## Problem statement
Gather each line of the entries below that includes "name".

□ □ □ □ □

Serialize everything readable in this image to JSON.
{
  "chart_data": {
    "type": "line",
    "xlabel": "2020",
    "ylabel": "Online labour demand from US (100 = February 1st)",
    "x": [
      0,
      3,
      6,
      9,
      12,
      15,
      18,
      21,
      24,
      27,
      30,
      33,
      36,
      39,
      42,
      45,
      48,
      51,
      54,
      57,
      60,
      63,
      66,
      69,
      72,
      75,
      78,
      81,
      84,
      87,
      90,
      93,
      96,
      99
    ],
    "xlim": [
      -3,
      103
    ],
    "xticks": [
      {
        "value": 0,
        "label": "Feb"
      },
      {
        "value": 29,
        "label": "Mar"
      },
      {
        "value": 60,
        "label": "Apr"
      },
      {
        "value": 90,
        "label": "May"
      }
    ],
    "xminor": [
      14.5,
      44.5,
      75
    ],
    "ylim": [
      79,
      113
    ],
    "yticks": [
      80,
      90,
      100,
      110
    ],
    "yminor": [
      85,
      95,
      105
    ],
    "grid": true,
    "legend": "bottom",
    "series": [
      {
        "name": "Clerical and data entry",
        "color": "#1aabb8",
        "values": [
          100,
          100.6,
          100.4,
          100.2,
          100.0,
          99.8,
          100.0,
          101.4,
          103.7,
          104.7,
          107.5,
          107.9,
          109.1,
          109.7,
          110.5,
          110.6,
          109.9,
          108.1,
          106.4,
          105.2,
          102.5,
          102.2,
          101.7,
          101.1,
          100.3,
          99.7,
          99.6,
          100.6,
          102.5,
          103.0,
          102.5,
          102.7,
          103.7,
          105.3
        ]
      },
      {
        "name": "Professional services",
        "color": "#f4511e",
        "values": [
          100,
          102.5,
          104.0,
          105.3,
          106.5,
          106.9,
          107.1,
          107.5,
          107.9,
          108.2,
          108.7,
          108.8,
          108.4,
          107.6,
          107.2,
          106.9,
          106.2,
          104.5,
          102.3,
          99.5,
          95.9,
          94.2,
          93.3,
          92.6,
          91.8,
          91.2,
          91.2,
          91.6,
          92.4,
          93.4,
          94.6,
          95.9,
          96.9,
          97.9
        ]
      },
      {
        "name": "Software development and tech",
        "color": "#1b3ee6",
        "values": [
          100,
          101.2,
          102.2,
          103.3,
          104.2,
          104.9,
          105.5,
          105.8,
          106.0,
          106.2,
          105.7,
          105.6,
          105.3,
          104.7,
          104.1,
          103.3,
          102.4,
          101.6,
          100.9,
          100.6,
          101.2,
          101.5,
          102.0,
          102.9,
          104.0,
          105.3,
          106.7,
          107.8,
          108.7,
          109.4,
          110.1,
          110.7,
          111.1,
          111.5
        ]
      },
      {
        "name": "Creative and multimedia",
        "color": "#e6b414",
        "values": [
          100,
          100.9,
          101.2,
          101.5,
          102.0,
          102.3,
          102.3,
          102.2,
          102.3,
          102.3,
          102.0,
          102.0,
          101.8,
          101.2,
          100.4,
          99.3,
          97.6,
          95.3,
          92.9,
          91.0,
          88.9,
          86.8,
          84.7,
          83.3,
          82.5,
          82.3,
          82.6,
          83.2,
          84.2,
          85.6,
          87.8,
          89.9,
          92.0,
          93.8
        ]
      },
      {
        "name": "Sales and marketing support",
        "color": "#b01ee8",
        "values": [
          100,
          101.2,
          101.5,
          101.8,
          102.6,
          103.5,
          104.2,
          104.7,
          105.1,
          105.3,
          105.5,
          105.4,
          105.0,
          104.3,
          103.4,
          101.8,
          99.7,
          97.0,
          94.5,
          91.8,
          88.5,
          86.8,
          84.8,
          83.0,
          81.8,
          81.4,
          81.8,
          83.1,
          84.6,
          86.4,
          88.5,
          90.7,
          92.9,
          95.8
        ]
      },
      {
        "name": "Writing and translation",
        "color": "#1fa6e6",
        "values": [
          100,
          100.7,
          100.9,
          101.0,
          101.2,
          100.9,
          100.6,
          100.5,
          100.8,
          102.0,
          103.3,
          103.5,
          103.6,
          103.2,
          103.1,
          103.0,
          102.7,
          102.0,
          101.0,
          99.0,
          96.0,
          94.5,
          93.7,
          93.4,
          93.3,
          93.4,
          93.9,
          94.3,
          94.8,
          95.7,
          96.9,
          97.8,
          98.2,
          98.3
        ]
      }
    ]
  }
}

□ □ □ □ □

## Answer to this task
        "name": "Clerical and data entry",
        "name": "Professional services",
        "name": "Software development and tech",
        "name": "Creative and multimedia",
        "name": "Sales and marketing support",
        "name": "Writing and translation",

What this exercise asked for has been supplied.